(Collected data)
· · · · ·
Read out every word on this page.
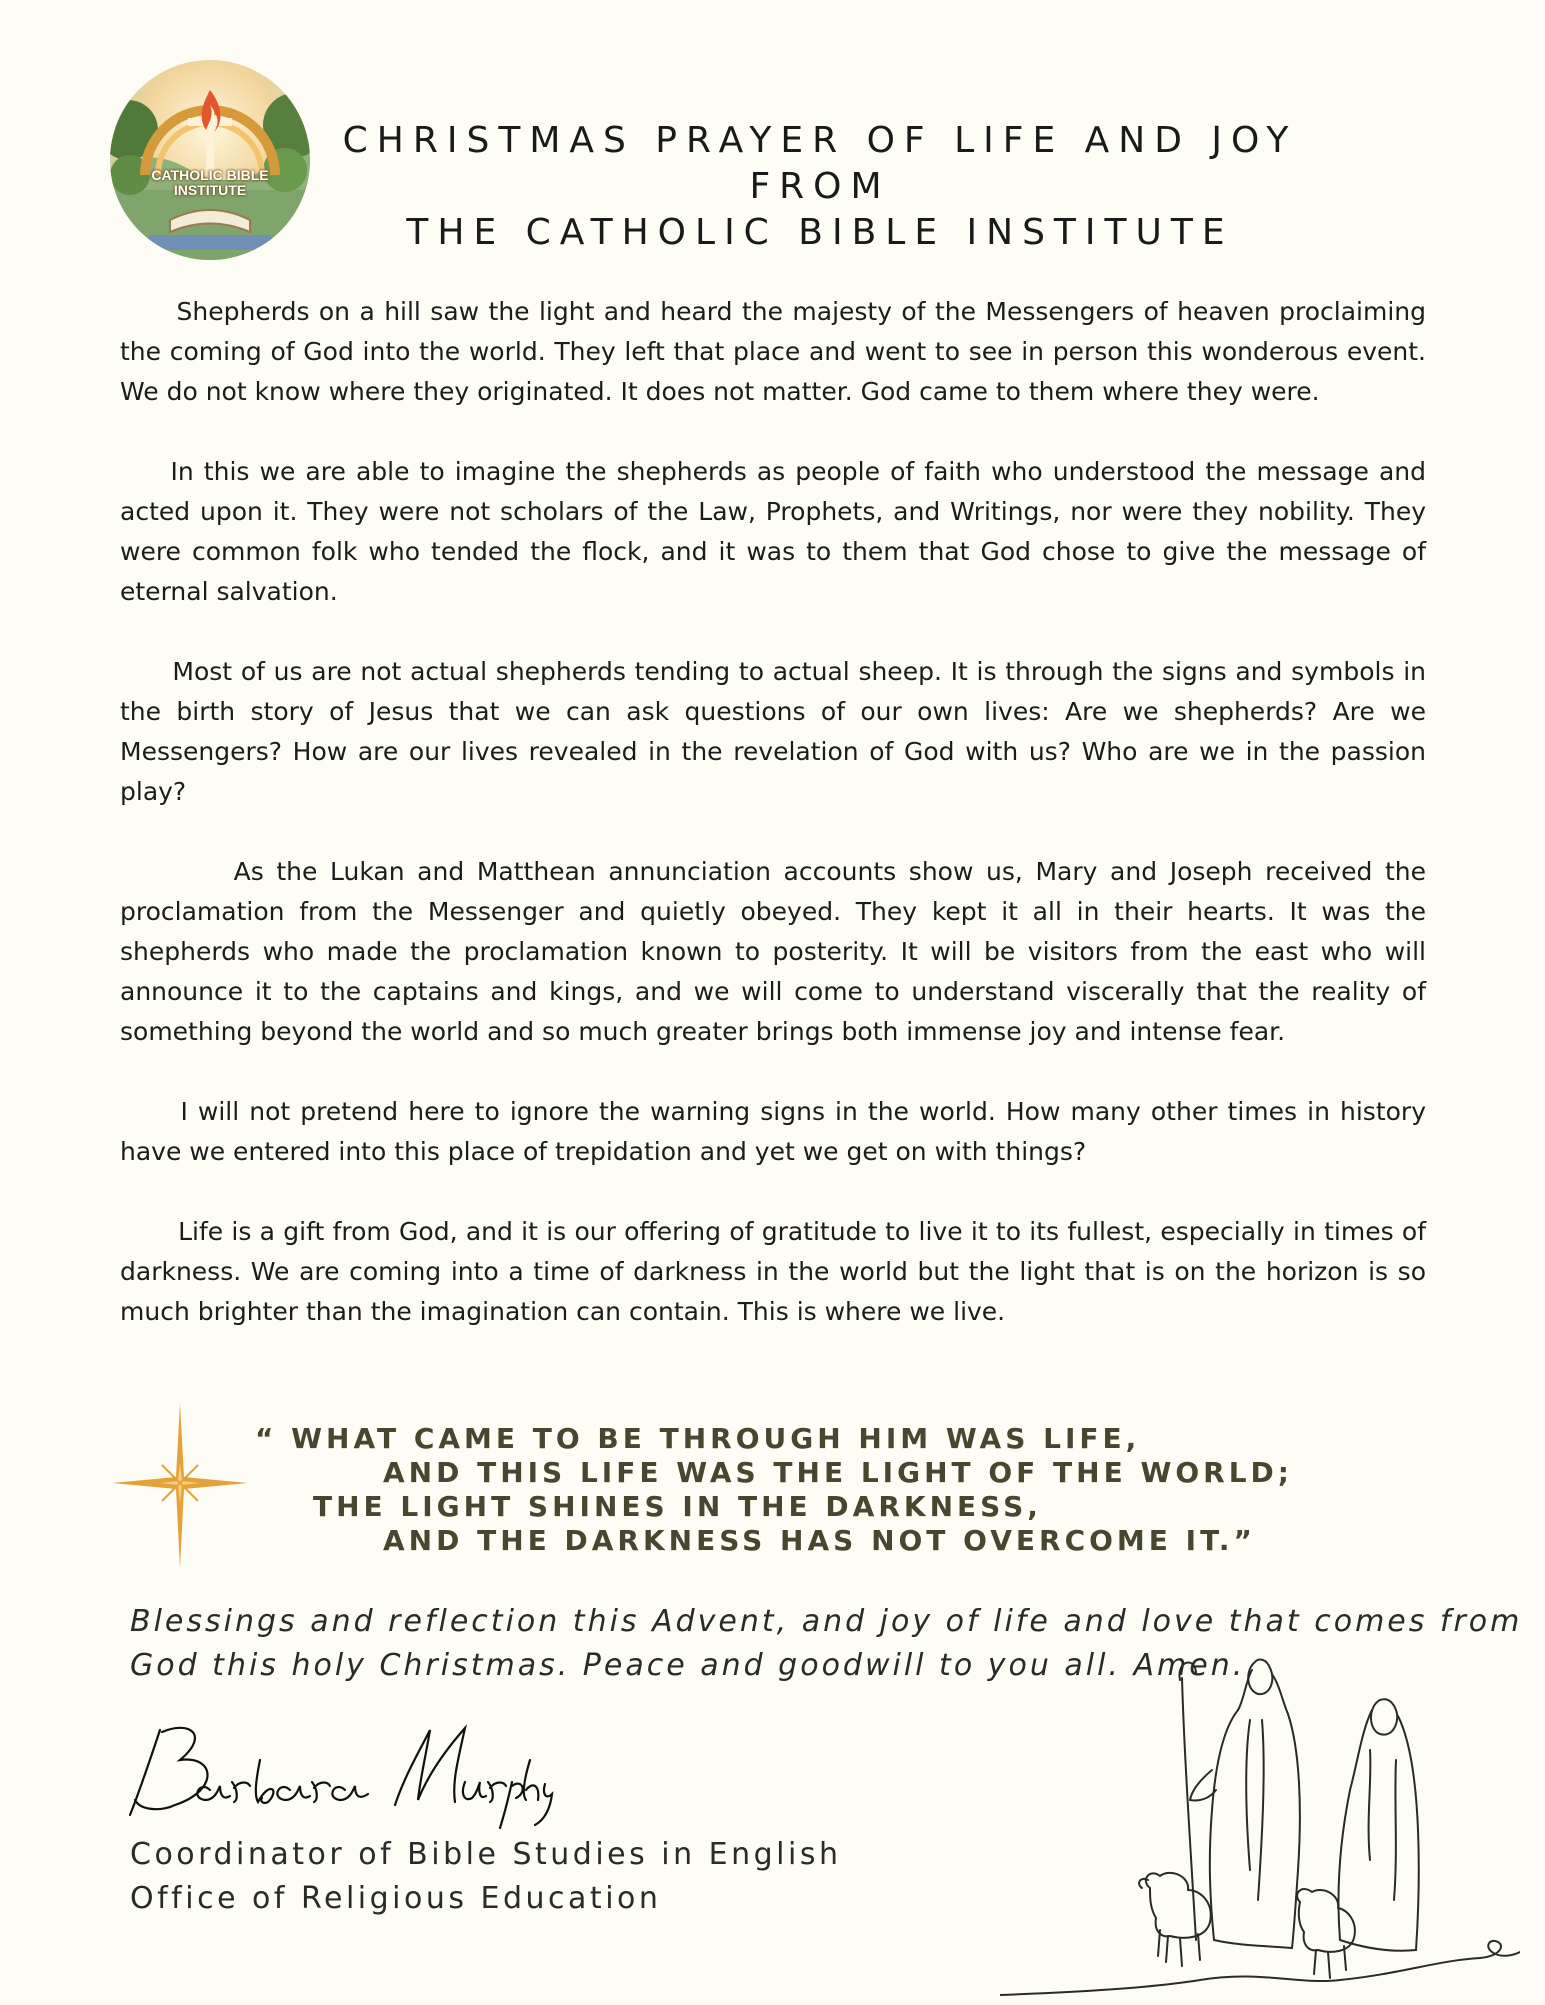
CATHOLIC BIBLE
INSTITUTE
CHRISTMAS PRAYER OF LIFE AND JOY
FROM
THE CATHOLIC BIBLE INSTITUTE

Shepherds on a hill saw the light and heard the majesty of the Messengers of heaven proclaiming the coming of God into the world. They left that place and went to see in person this wonderous event. We do not know where they originated. It does not matter. God came to them where they were.

In this we are able to imagine the shepherds as people of faith who understood the message and acted upon it. They were not scholars of the Law, Prophets, and Writings, nor were they nobility. They were common folk who tended the flock, and it was to them that God chose to give the message of eternal salvation.

Most of us are not actual shepherds tending to actual sheep. It is through the signs and symbols in the birth story of Jesus that we can ask questions of our own lives: Are we shepherds? Are we Messengers? How are our lives revealed in the revelation of God with us? Who are we in the passion play?

As the Lukan and Matthean annunciation accounts show us, Mary and Joseph received the proclamation from the Messenger and quietly obeyed. They kept it all in their hearts. It was the shepherds who made the proclamation known to posterity. It will be visitors from the east who will announce it to the captains and kings, and we will come to understand viscerally that the reality of something beyond the world and so much greater brings both immense joy and intense fear.

I will not pretend here to ignore the warning signs in the world. How many other times in history have we entered into this place of trepidation and yet we get on with things?

Life is a gift from God, and it is our offering of gratitude to live it to its fullest, especially in times of darkness. We are coming into a time of darkness in the world but the light that is on the horizon is so much brighter than the imagination can contain. This is where we live.

“ WHAT CAME TO BE THROUGH HIM WAS LIFE,
AND THIS LIFE WAS THE LIGHT OF THE WORLD;
THE LIGHT SHINES IN THE DARKNESS,
AND THE DARKNESS HAS NOT OVERCOME IT.”
Blessings and reflection this Advent, and joy of life and love that comes from
God this holy Christmas. Peace and goodwill to you all. Amen.
Coordinator of Bible Studies in English
Office of Religious Education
· · · · ·
Transcribe the records above exactly, omitting every picture they contain.

EXERCISE RESPONSE >>
Read out every word on this page.
CATHOLIC BIBLE
INSTITUTE
CHRISTMAS PRAYER OF LIFE AND JOY
FROM
THE CATHOLIC BIBLE INSTITUTE

Shepherds on a hill saw the light and heard the majesty of the Messengers of heaven proclaiming the coming of God into the world. They left that place and went to see in person this wonderous event. We do not know where they originated. It does not matter. God came to them where they were.

In this we are able to imagine the shepherds as people of faith who understood the message and acted upon it. They were not scholars of the Law, Prophets, and Writings, nor were they nobility. They were common folk who tended the flock, and it was to them that God chose to give the message of eternal salvation.

Most of us are not actual shepherds tending to actual sheep. It is through the signs and symbols in the birth story of Jesus that we can ask questions of our own lives: Are we shepherds? Are we Messengers? How are our lives revealed in the revelation of God with us? Who are we in the passion play?

As the Lukan and Matthean annunciation accounts show us, Mary and Joseph received the proclamation from the Messenger and quietly obeyed. They kept it all in their hearts. It was the shepherds who made the proclamation known to posterity. It will be visitors from the east who will announce it to the captains and kings, and we will come to understand viscerally that the reality of something beyond the world and so much greater brings both immense joy and intense fear.

I will not pretend here to ignore the warning signs in the world. How many other times in history have we entered into this place of trepidation and yet we get on with things?

Life is a gift from God, and it is our offering of gratitude to live it to its fullest, especially in times of darkness. We are coming into a time of darkness in the world but the light that is on the horizon is so much brighter than the imagination can contain. This is where we live.

“ WHAT CAME TO BE THROUGH HIM WAS LIFE,
AND THIS LIFE WAS THE LIGHT OF THE WORLD;
THE LIGHT SHINES IN THE DARKNESS,
AND THE DARKNESS HAS NOT OVERCOME IT.”
Blessings and reflection this Advent, and joy of life and love that comes from
God this holy Christmas. Peace and goodwill to you all. Amen.
Coordinator of Bible Studies in English
Office of Religious Education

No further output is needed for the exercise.